**RECORDS FOR THIS TASK:**

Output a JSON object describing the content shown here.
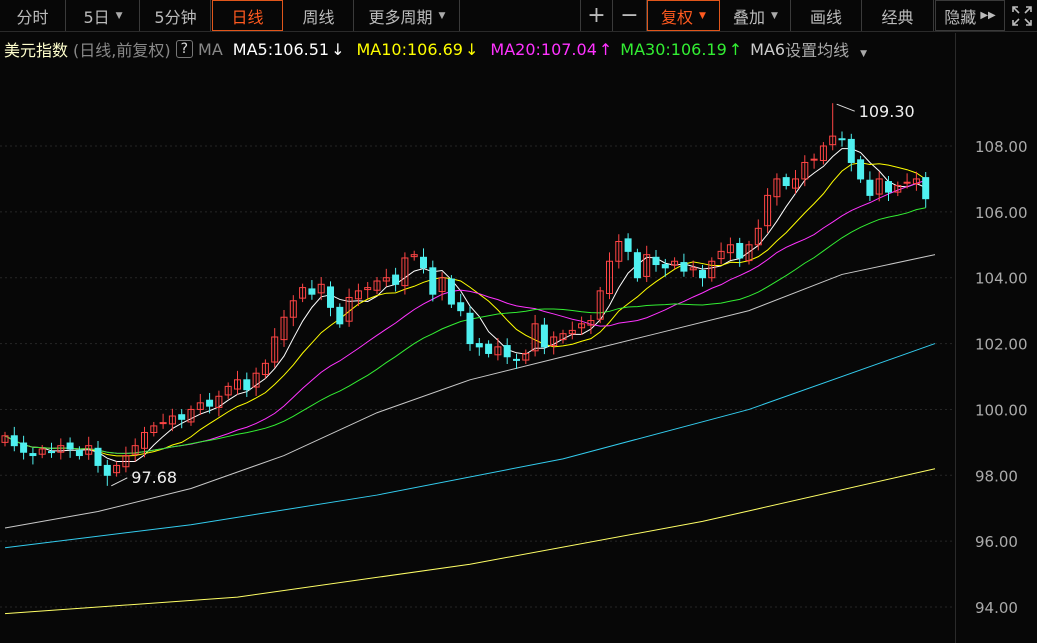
{
  "toolbar": {
    "periods": [
      {
        "label": "分时"
      },
      {
        "label": "5日",
        "dropdown": true
      },
      {
        "label": "5分钟"
      },
      {
        "label": "日线",
        "active": true
      },
      {
        "label": "周线"
      },
      {
        "label": "更多周期",
        "dropdown": true
      }
    ],
    "zoom_in": "+",
    "zoom_out": "−",
    "fuquan": "复权",
    "diejia": "叠加",
    "huaxian": "画线",
    "jingdian": "经典",
    "hide": "隐藏"
  },
  "legend": {
    "name": "美元指数",
    "mode": "(日线,前复权)",
    "help": "?",
    "ma_label": "MA",
    "ma5": "MA5:106.51",
    "ma5_arrow": "↓",
    "ma10": "MA10:106.69",
    "ma10_arrow": "↓",
    "ma20": "MA20:107.04",
    "ma20_arrow": "↑",
    "ma30": "MA30:106.19",
    "ma30_arrow": "↑",
    "ma60": "MA6",
    "settings": "设置均线"
  },
  "colors": {
    "up": "#ff4545",
    "down": "#4ff0f0",
    "ma5": "#ffffff",
    "ma10": "#ffff00",
    "ma20": "#ff33ff",
    "ma30": "#33ee33",
    "ma60": "#c8c8c8",
    "ma120": "#33ccee",
    "ma250": "#ffff66"
  },
  "chart_data": {
    "type": "candlestick",
    "title": "美元指数 日线",
    "ylim": [
      93.6,
      110.5
    ],
    "y_ticks": [
      "108.00",
      "106.00",
      "104.00",
      "102.00",
      "100.00",
      "98.00",
      "96.00",
      "94.00"
    ],
    "y_tick_values": [
      108,
      106,
      104,
      102,
      100,
      98,
      96,
      94
    ],
    "first_open": 99.0,
    "closes": [
      99.2,
      98.9,
      98.7,
      98.6,
      98.8,
      98.7,
      98.9,
      98.8,
      98.6,
      98.9,
      98.3,
      98.0,
      98.3,
      98.6,
      98.9,
      99.3,
      99.5,
      99.6,
      99.8,
      99.7,
      100.0,
      100.2,
      100.1,
      100.4,
      100.7,
      100.9,
      100.6,
      101.1,
      101.4,
      102.2,
      102.8,
      103.3,
      103.7,
      103.5,
      103.8,
      103.1,
      102.6,
      103.4,
      103.6,
      103.7,
      103.9,
      104.0,
      103.8,
      104.6,
      104.7,
      104.3,
      103.5,
      104.0,
      103.2,
      103.0,
      102.0,
      101.9,
      101.7,
      101.9,
      101.6,
      101.5,
      101.7,
      102.6,
      101.9,
      102.2,
      102.3,
      102.4,
      102.6,
      102.7,
      103.6,
      104.5,
      105.1,
      104.8,
      104.0,
      104.7,
      104.4,
      104.3,
      104.5,
      104.2,
      104.3,
      104.0,
      104.5,
      104.8,
      105.0,
      104.6,
      105.0,
      105.5,
      106.5,
      107.0,
      106.8,
      107.0,
      107.5,
      107.6,
      108.0,
      108.3,
      108.2,
      107.5,
      107.0,
      106.5,
      107.0,
      106.6,
      106.8,
      106.9,
      107.0,
      106.4
    ],
    "annotations": [
      {
        "label": "109.30",
        "value": 109.3,
        "index": 89,
        "type": "high"
      },
      {
        "label": "97.68",
        "value": 97.68,
        "index": 11,
        "type": "low"
      }
    ],
    "long_ma": [
      {
        "name": "MA60",
        "points": [
          [
            0,
            96.4
          ],
          [
            10,
            96.9
          ],
          [
            20,
            97.6
          ],
          [
            30,
            98.6
          ],
          [
            40,
            99.9
          ],
          [
            50,
            100.9
          ],
          [
            60,
            101.6
          ],
          [
            70,
            102.3
          ],
          [
            80,
            103.0
          ],
          [
            90,
            104.1
          ],
          [
            100,
            104.7
          ]
        ]
      },
      {
        "name": "MA120",
        "points": [
          [
            0,
            95.8
          ],
          [
            20,
            96.5
          ],
          [
            40,
            97.4
          ],
          [
            60,
            98.5
          ],
          [
            80,
            100.0
          ],
          [
            100,
            102.0
          ]
        ]
      },
      {
        "name": "MA250",
        "points": [
          [
            0,
            93.8
          ],
          [
            25,
            94.3
          ],
          [
            50,
            95.3
          ],
          [
            75,
            96.6
          ],
          [
            100,
            98.2
          ]
        ]
      }
    ]
  }
}
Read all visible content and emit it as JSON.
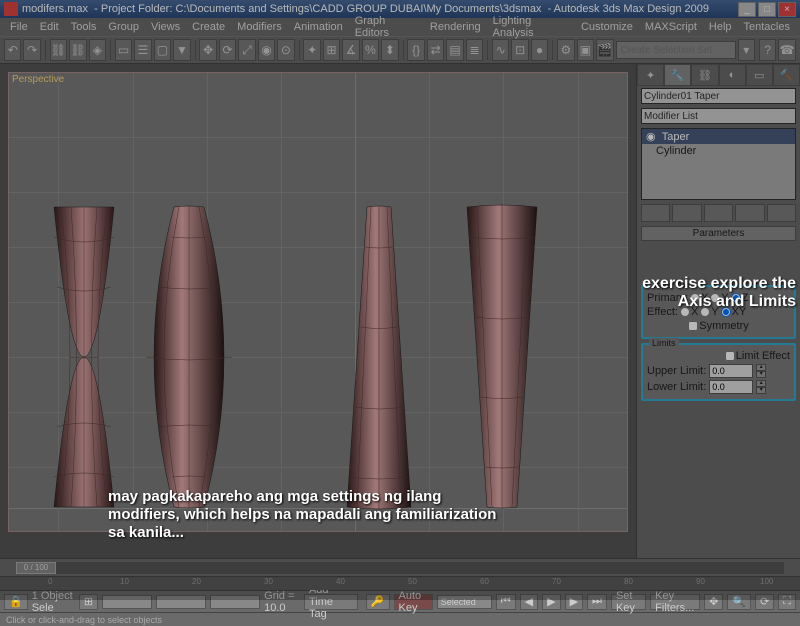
{
  "title": {
    "file": "modifers.max",
    "project": "- Project Folder: C:\\Documents and Settings\\CADD GROUP DUBAI\\My Documents\\3dsmax",
    "app": "- Autodesk 3ds Max Design 2009"
  },
  "menus": [
    "File",
    "Edit",
    "Tools",
    "Group",
    "Views",
    "Create",
    "Modifiers",
    "Animation",
    "Graph Editors",
    "Rendering",
    "Lighting Analysis",
    "Customize",
    "MAXScript",
    "Help",
    "Tentacles"
  ],
  "toolbar": {
    "selset_placeholder": "Create Selection Set"
  },
  "viewport": {
    "label": "Perspective"
  },
  "cmdpanel": {
    "object_name": "Cylinder01 Taper",
    "modlist_placeholder": "Modifier List",
    "stack": {
      "selected": "Taper",
      "base": "Cylinder"
    },
    "rollout_params": "Parameters",
    "taper_axis": {
      "title": "Taper Axis:",
      "primary_label": "Primary:",
      "effect_label": "Effect:",
      "opts": [
        "X",
        "Y",
        "Z"
      ],
      "effect_opts": [
        "X",
        "Y",
        "XY"
      ],
      "symmetry": "Symmetry"
    },
    "limits": {
      "title": "Limits",
      "limit_effect": "Limit Effect",
      "upper_label": "Upper Limit:",
      "upper_val": "0.0",
      "lower_label": "Lower Limit:",
      "lower_val": "0.0"
    }
  },
  "timeline": {
    "frame": "0 / 100",
    "ticks": [
      "0",
      "10",
      "20",
      "30",
      "40",
      "50",
      "60",
      "70",
      "80",
      "90",
      "100"
    ]
  },
  "status": {
    "sel": "1 Object Sele",
    "xyz": "",
    "grid": "Grid = 10.0",
    "autokey": "Auto Key",
    "setkey": "Set Key",
    "selected": "Selected",
    "keyfilters": "Key Filters...",
    "addtimetag": "Add Time Tag"
  },
  "prompt": "Click or click-and-drag to select objects",
  "overlay": {
    "exercise": "exercise explore the Axis and Limits",
    "note": "may pagkakapareho ang mga settings ng ilang modifiers, which helps na mapadali ang familiarization sa kanila..."
  }
}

**WHAT TO DO:** Print the records above exactly as they stand, but leave out the pictures.

**RESULT OF THIS EXERCISE:**
Output a JSON object describing the content shown here.
{
  "toolbar": {
    "periods": [
      {
        "label": "分时"
      },
      {
        "label": "5日",
        "dropdown": true
      },
      {
        "label": "5分钟"
      },
      {
        "label": "日线",
        "active": true
      },
      {
        "label": "周线"
      },
      {
        "label": "更多周期",
        "dropdown": true
      }
    ],
    "zoom_in": "+",
    "zoom_out": "−",
    "fuquan": "复权",
    "diejia": "叠加",
    "huaxian": "画线",
    "jingdian": "经典",
    "hide": "隐藏"
  },
  "legend": {
    "name": "美元指数",
    "mode": "(日线,前复权)",
    "help": "?",
    "ma_label": "MA",
    "ma5": "MA5:106.51",
    "ma5_arrow": "↓",
    "ma10": "MA10:106.69",
    "ma10_arrow": "↓",
    "ma20": "MA20:107.04",
    "ma20_arrow": "↑",
    "ma30": "MA30:106.19",
    "ma30_arrow": "↑",
    "ma60": "MA6",
    "settings": "设置均线"
  },
  "colors": {
    "up": "#ff4545",
    "down": "#4ff0f0",
    "ma5": "#ffffff",
    "ma10": "#ffff00",
    "ma20": "#ff33ff",
    "ma30": "#33ee33",
    "ma60": "#c8c8c8",
    "ma120": "#33ccee",
    "ma250": "#ffff66"
  },
  "chart_data": {
    "type": "candlestick",
    "title": "美元指数 日线",
    "ylim": [
      93.6,
      110.5
    ],
    "y_ticks": [
      "108.00",
      "106.00",
      "104.00",
      "102.00",
      "100.00",
      "98.00",
      "96.00",
      "94.00"
    ],
    "y_tick_values": [
      108,
      106,
      104,
      102,
      100,
      98,
      96,
      94
    ],
    "first_open": 99.0,
    "closes": [
      99.2,
      98.9,
      98.7,
      98.6,
      98.8,
      98.7,
      98.9,
      98.8,
      98.6,
      98.9,
      98.3,
      98.0,
      98.3,
      98.6,
      98.9,
      99.3,
      99.5,
      99.6,
      99.8,
      99.7,
      100.0,
      100.2,
      100.1,
      100.4,
      100.7,
      100.9,
      100.6,
      101.1,
      101.4,
      102.2,
      102.8,
      103.3,
      103.7,
      103.5,
      103.8,
      103.1,
      102.6,
      103.4,
      103.6,
      103.7,
      103.9,
      104.0,
      103.8,
      104.6,
      104.7,
      104.3,
      103.5,
      104.0,
      103.2,
      103.0,
      102.0,
      101.9,
      101.7,
      101.9,
      101.6,
      101.5,
      101.7,
      102.6,
      101.9,
      102.2,
      102.3,
      102.4,
      102.6,
      102.7,
      103.6,
      104.5,
      105.1,
      104.8,
      104.0,
      104.7,
      104.4,
      104.3,
      104.5,
      104.2,
      104.3,
      104.0,
      104.5,
      104.8,
      105.0,
      104.6,
      105.0,
      105.5,
      106.5,
      107.0,
      106.8,
      107.0,
      107.5,
      107.6,
      108.0,
      108.3,
      108.2,
      107.5,
      107.0,
      106.5,
      107.0,
      106.6,
      106.8,
      106.9,
      107.0,
      106.4
    ],
    "annotations": [
      {
        "label": "109.30",
        "value": 109.3,
        "index": 89,
        "type": "high"
      },
      {
        "label": "97.68",
        "value": 97.68,
        "index": 11,
        "type": "low"
      }
    ],
    "long_ma": [
      {
        "name": "MA60",
        "points": [
          [
            0,
            96.4
          ],
          [
            10,
            96.9
          ],
          [
            20,
            97.6
          ],
          [
            30,
            98.6
          ],
          [
            40,
            99.9
          ],
          [
            50,
            100.9
          ],
          [
            60,
            101.6
          ],
          [
            70,
            102.3
          ],
          [
            80,
            103.0
          ],
          [
            90,
            104.1
          ],
          [
            100,
            104.7
          ]
        ]
      },
      {
        "name": "MA120",
        "points": [
          [
            0,
            95.8
          ],
          [
            20,
            96.5
          ],
          [
            40,
            97.4
          ],
          [
            60,
            98.5
          ],
          [
            80,
            100.0
          ],
          [
            100,
            102.0
          ]
        ]
      },
      {
        "name": "MA250",
        "points": [
          [
            0,
            93.8
          ],
          [
            25,
            94.3
          ],
          [
            50,
            95.3
          ],
          [
            75,
            96.6
          ],
          [
            100,
            98.2
          ]
        ]
      }
    ]
  }
}
Read all visible content and emit it as JSON.
{
  "title": {
    "file": "modifers.max",
    "project": "- Project Folder: C:\\Documents and Settings\\CADD GROUP DUBAI\\My Documents\\3dsmax",
    "app": "- Autodesk 3ds Max Design 2009"
  },
  "menus": [
    "File",
    "Edit",
    "Tools",
    "Group",
    "Views",
    "Create",
    "Modifiers",
    "Animation",
    "Graph Editors",
    "Rendering",
    "Lighting Analysis",
    "Customize",
    "MAXScript",
    "Help",
    "Tentacles"
  ],
  "toolbar": {
    "selset_placeholder": "Create Selection Set"
  },
  "viewport": {
    "label": "Perspective"
  },
  "cmdpanel": {
    "object_name": "Cylinder01 Taper",
    "modlist_placeholder": "Modifier List",
    "stack": {
      "selected": "Taper",
      "base": "Cylinder"
    },
    "rollout_params": "Parameters",
    "taper_axis": {
      "title": "Taper Axis:",
      "primary_label": "Primary:",
      "effect_label": "Effect:",
      "opts": [
        "X",
        "Y",
        "Z"
      ],
      "effect_opts": [
        "X",
        "Y",
        "XY"
      ],
      "symmetry": "Symmetry"
    },
    "limits": {
      "title": "Limits",
      "limit_effect": "Limit Effect",
      "upper_label": "Upper Limit:",
      "upper_val": "0.0",
      "lower_label": "Lower Limit:",
      "lower_val": "0.0"
    }
  },
  "timeline": {
    "frame": "0 / 100",
    "ticks": [
      "0",
      "10",
      "20",
      "30",
      "40",
      "50",
      "60",
      "70",
      "80",
      "90",
      "100"
    ]
  },
  "status": {
    "sel": "1 Object Sele",
    "xyz": "",
    "grid": "Grid = 10.0",
    "autokey": "Auto Key",
    "setkey": "Set Key",
    "selected": "Selected",
    "keyfilters": "Key Filters...",
    "addtimetag": "Add Time Tag"
  },
  "prompt": "Click or click-and-drag to select objects",
  "overlay": {
    "exercise": "exercise explore the Axis and Limits",
    "note": "may pagkakapareho ang mga settings ng ilang modifiers, which helps na mapadali ang familiarization sa kanila..."
  }
}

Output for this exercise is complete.